→ **Data supplied**
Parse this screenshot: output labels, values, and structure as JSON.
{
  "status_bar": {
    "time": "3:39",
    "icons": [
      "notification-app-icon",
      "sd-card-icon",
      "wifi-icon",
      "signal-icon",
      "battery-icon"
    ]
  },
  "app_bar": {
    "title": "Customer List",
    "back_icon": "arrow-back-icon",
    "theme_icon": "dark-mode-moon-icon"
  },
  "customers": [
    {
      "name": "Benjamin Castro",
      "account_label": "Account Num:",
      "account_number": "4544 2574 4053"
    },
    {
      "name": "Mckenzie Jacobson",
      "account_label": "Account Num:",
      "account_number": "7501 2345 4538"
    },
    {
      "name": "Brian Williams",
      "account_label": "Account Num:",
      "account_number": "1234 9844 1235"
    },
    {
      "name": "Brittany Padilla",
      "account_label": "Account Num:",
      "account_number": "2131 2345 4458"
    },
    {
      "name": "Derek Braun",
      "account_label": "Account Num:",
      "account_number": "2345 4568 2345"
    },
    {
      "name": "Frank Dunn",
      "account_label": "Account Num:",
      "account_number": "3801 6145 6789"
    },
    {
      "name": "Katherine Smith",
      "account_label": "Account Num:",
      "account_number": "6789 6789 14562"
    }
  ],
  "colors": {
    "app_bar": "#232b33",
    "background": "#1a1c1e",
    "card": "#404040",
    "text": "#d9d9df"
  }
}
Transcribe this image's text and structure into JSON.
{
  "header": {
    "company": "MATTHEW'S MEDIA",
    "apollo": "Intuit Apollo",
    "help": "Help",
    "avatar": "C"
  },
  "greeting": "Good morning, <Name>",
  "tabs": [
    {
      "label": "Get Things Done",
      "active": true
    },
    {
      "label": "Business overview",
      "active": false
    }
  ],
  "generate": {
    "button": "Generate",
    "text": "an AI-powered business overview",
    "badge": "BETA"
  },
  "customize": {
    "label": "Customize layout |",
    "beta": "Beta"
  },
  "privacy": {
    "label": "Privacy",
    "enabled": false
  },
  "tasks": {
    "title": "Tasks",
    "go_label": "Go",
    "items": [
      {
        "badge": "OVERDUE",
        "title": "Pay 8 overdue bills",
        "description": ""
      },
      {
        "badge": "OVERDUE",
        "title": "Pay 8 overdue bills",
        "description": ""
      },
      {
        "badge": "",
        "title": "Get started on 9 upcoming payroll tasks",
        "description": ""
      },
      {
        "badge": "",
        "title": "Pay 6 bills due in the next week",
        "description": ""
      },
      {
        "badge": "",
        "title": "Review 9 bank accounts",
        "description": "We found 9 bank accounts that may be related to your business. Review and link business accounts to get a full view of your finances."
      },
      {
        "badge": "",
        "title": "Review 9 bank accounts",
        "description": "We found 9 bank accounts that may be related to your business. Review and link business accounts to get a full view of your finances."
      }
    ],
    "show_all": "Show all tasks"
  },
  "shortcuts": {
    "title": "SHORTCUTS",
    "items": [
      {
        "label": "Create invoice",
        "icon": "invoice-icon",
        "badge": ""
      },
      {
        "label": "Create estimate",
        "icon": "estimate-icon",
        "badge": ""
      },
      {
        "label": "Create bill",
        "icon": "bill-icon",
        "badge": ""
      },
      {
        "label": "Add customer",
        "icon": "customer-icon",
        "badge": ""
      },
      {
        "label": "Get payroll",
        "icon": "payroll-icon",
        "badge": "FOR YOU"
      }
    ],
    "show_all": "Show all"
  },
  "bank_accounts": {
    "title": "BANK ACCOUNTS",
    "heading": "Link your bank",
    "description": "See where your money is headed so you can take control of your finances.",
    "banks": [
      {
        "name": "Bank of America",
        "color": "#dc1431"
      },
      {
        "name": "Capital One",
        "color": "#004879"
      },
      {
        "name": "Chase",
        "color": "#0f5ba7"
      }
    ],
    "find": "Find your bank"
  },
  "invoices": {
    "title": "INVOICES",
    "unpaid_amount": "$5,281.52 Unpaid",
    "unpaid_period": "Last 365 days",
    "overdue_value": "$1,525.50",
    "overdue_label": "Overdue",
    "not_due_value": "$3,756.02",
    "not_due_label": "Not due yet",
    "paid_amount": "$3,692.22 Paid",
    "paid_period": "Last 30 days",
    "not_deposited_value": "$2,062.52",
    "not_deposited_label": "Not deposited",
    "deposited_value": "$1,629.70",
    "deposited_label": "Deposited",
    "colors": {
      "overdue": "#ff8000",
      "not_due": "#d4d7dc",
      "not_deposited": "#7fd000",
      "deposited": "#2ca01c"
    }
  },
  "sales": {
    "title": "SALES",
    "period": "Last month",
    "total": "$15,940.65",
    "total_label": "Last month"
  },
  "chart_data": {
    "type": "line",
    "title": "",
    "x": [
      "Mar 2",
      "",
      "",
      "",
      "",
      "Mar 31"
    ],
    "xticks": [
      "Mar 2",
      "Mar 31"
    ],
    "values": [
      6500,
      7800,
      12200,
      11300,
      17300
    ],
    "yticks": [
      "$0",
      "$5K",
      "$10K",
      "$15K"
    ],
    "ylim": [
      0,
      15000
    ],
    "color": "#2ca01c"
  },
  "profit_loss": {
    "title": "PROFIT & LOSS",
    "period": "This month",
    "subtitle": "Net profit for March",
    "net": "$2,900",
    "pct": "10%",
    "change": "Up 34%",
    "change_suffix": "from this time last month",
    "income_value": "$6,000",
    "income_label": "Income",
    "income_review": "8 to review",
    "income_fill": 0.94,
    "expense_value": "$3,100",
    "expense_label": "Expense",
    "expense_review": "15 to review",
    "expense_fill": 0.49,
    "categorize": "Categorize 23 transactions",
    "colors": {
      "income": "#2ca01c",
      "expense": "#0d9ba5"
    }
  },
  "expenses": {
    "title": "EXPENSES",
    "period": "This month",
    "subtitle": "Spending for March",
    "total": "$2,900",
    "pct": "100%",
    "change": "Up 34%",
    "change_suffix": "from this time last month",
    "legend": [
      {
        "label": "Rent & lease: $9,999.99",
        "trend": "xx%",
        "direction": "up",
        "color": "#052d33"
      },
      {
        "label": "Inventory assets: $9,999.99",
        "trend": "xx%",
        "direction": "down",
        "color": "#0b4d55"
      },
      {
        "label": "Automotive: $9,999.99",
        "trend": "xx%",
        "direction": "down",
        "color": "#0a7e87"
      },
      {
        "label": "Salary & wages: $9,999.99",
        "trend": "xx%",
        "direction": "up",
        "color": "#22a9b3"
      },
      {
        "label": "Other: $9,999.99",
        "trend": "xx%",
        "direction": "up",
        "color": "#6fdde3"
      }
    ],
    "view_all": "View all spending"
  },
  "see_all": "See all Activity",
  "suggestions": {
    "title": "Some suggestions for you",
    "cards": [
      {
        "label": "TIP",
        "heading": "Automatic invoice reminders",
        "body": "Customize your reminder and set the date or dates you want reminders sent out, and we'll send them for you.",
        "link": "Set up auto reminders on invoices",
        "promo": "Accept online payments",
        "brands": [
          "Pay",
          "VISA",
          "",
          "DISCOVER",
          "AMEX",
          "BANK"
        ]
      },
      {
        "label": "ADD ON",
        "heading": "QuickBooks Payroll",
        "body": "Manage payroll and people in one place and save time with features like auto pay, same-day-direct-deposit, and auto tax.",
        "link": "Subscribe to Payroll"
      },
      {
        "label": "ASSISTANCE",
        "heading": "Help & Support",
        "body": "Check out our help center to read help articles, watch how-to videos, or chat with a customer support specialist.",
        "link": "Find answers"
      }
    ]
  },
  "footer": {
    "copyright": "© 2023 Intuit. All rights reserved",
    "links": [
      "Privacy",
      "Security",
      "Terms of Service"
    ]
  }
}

→ **Exercise**
Copy out the whole listing exactly.

→ **Task response**
Parse this screenshot: output labels, values, and structure as JSON.
{
  "status_bar": {
    "time": "3:39",
    "icons": [
      "notification-app-icon",
      "sd-card-icon",
      "wifi-icon",
      "signal-icon",
      "battery-icon"
    ]
  },
  "app_bar": {
    "title": "Customer List",
    "back_icon": "arrow-back-icon",
    "theme_icon": "dark-mode-moon-icon"
  },
  "customers": [
    {
      "name": "Benjamin Castro",
      "account_label": "Account Num:",
      "account_number": "4544 2574 4053"
    },
    {
      "name": "Mckenzie Jacobson",
      "account_label": "Account Num:",
      "account_number": "7501 2345 4538"
    },
    {
      "name": "Brian Williams",
      "account_label": "Account Num:",
      "account_number": "1234 9844 1235"
    },
    {
      "name": "Brittany Padilla",
      "account_label": "Account Num:",
      "account_number": "2131 2345 4458"
    },
    {
      "name": "Derek Braun",
      "account_label": "Account Num:",
      "account_number": "2345 4568 2345"
    },
    {
      "name": "Frank Dunn",
      "account_label": "Account Num:",
      "account_number": "3801 6145 6789"
    },
    {
      "name": "Katherine Smith",
      "account_label": "Account Num:",
      "account_number": "6789 6789 14562"
    }
  ],
  "colors": {
    "app_bar": "#232b33",
    "background": "#1a1c1e",
    "card": "#404040",
    "text": "#d9d9df"
  }
}
Transcribe this image's text and structure into JSON.
{
  "header": {
    "company": "MATTHEW'S MEDIA",
    "apollo": "Intuit Apollo",
    "help": "Help",
    "avatar": "C"
  },
  "greeting": "Good morning, <Name>",
  "tabs": [
    {
      "label": "Get Things Done",
      "active": true
    },
    {
      "label": "Business overview",
      "active": false
    }
  ],
  "generate": {
    "button": "Generate",
    "text": "an AI-powered business overview",
    "badge": "BETA"
  },
  "customize": {
    "label": "Customize layout |",
    "beta": "Beta"
  },
  "privacy": {
    "label": "Privacy",
    "enabled": false
  },
  "tasks": {
    "title": "Tasks",
    "go_label": "Go",
    "items": [
      {
        "badge": "OVERDUE",
        "title": "Pay 8 overdue bills",
        "description": ""
      },
      {
        "badge": "OVERDUE",
        "title": "Pay 8 overdue bills",
        "description": ""
      },
      {
        "badge": "",
        "title": "Get started on 9 upcoming payroll tasks",
        "description": ""
      },
      {
        "badge": "",
        "title": "Pay 6 bills due in the next week",
        "description": ""
      },
      {
        "badge": "",
        "title": "Review 9 bank accounts",
        "description": "We found 9 bank accounts that may be related to your business. Review and link business accounts to get a full view of your finances."
      },
      {
        "badge": "",
        "title": "Review 9 bank accounts",
        "description": "We found 9 bank accounts that may be related to your business. Review and link business accounts to get a full view of your finances."
      }
    ],
    "show_all": "Show all tasks"
  },
  "shortcuts": {
    "title": "SHORTCUTS",
    "items": [
      {
        "label": "Create invoice",
        "icon": "invoice-icon",
        "badge": ""
      },
      {
        "label": "Create estimate",
        "icon": "estimate-icon",
        "badge": ""
      },
      {
        "label": "Create bill",
        "icon": "bill-icon",
        "badge": ""
      },
      {
        "label": "Add customer",
        "icon": "customer-icon",
        "badge": ""
      },
      {
        "label": "Get payroll",
        "icon": "payroll-icon",
        "badge": "FOR YOU"
      }
    ],
    "show_all": "Show all"
  },
  "bank_accounts": {
    "title": "BANK ACCOUNTS",
    "heading": "Link your bank",
    "description": "See where your money is headed so you can take control of your finances.",
    "banks": [
      {
        "name": "Bank of America",
        "color": "#dc1431"
      },
      {
        "name": "Capital One",
        "color": "#004879"
      },
      {
        "name": "Chase",
        "color": "#0f5ba7"
      }
    ],
    "find": "Find your bank"
  },
  "invoices": {
    "title": "INVOICES",
    "unpaid_amount": "$5,281.52 Unpaid",
    "unpaid_period": "Last 365 days",
    "overdue_value": "$1,525.50",
    "overdue_label": "Overdue",
    "not_due_value": "$3,756.02",
    "not_due_label": "Not due yet",
    "paid_amount": "$3,692.22 Paid",
    "paid_period": "Last 30 days",
    "not_deposited_value": "$2,062.52",
    "not_deposited_label": "Not deposited",
    "deposited_value": "$1,629.70",
    "deposited_label": "Deposited",
    "colors": {
      "overdue": "#ff8000",
      "not_due": "#d4d7dc",
      "not_deposited": "#7fd000",
      "deposited": "#2ca01c"
    }
  },
  "sales": {
    "title": "SALES",
    "period": "Last month",
    "total": "$15,940.65",
    "total_label": "Last month"
  },
  "chart_data": {
    "type": "line",
    "title": "",
    "x": [
      "Mar 2",
      "",
      "",
      "",
      "",
      "Mar 31"
    ],
    "xticks": [
      "Mar 2",
      "Mar 31"
    ],
    "values": [
      6500,
      7800,
      12200,
      11300,
      17300
    ],
    "yticks": [
      "$0",
      "$5K",
      "$10K",
      "$15K"
    ],
    "ylim": [
      0,
      15000
    ],
    "color": "#2ca01c"
  },
  "profit_loss": {
    "title": "PROFIT & LOSS",
    "period": "This month",
    "subtitle": "Net profit for March",
    "net": "$2,900",
    "pct": "10%",
    "change": "Up 34%",
    "change_suffix": "from this time last month",
    "income_value": "$6,000",
    "income_label": "Income",
    "income_review": "8 to review",
    "income_fill": 0.94,
    "expense_value": "$3,100",
    "expense_label": "Expense",
    "expense_review": "15 to review",
    "expense_fill": 0.49,
    "categorize": "Categorize 23 transactions",
    "colors": {
      "income": "#2ca01c",
      "expense": "#0d9ba5"
    }
  },
  "expenses": {
    "title": "EXPENSES",
    "period": "This month",
    "subtitle": "Spending for March",
    "total": "$2,900",
    "pct": "100%",
    "change": "Up 34%",
    "change_suffix": "from this time last month",
    "legend": [
      {
        "label": "Rent & lease: $9,999.99",
        "trend": "xx%",
        "direction": "up",
        "color": "#052d33"
      },
      {
        "label": "Inventory assets: $9,999.99",
        "trend": "xx%",
        "direction": "down",
        "color": "#0b4d55"
      },
      {
        "label": "Automotive: $9,999.99",
        "trend": "xx%",
        "direction": "down",
        "color": "#0a7e87"
      },
      {
        "label": "Salary & wages: $9,999.99",
        "trend": "xx%",
        "direction": "up",
        "color": "#22a9b3"
      },
      {
        "label": "Other: $9,999.99",
        "trend": "xx%",
        "direction": "up",
        "color": "#6fdde3"
      }
    ],
    "view_all": "View all spending"
  },
  "see_all": "See all Activity",
  "suggestions": {
    "title": "Some suggestions for you",
    "cards": [
      {
        "label": "TIP",
        "heading": "Automatic invoice reminders",
        "body": "Customize your reminder and set the date or dates you want reminders sent out, and we'll send them for you.",
        "link": "Set up auto reminders on invoices",
        "promo": "Accept online payments",
        "brands": [
          "Pay",
          "VISA",
          "",
          "DISCOVER",
          "AMEX",
          "BANK"
        ]
      },
      {
        "label": "ADD ON",
        "heading": "QuickBooks Payroll",
        "body": "Manage payroll and people in one place and save time with features like auto pay, same-day-direct-deposit, and auto tax.",
        "link": "Subscribe to Payroll"
      },
      {
        "label": "ASSISTANCE",
        "heading": "Help & Support",
        "body": "Check out our help center to read help articles, watch how-to videos, or chat with a customer support specialist.",
        "link": "Find answers"
      }
    ]
  },
  "footer": {
    "copyright": "© 2023 Intuit. All rights reserved",
    "links": [
      "Privacy",
      "Security",
      "Terms of Service"
    ]
  }
}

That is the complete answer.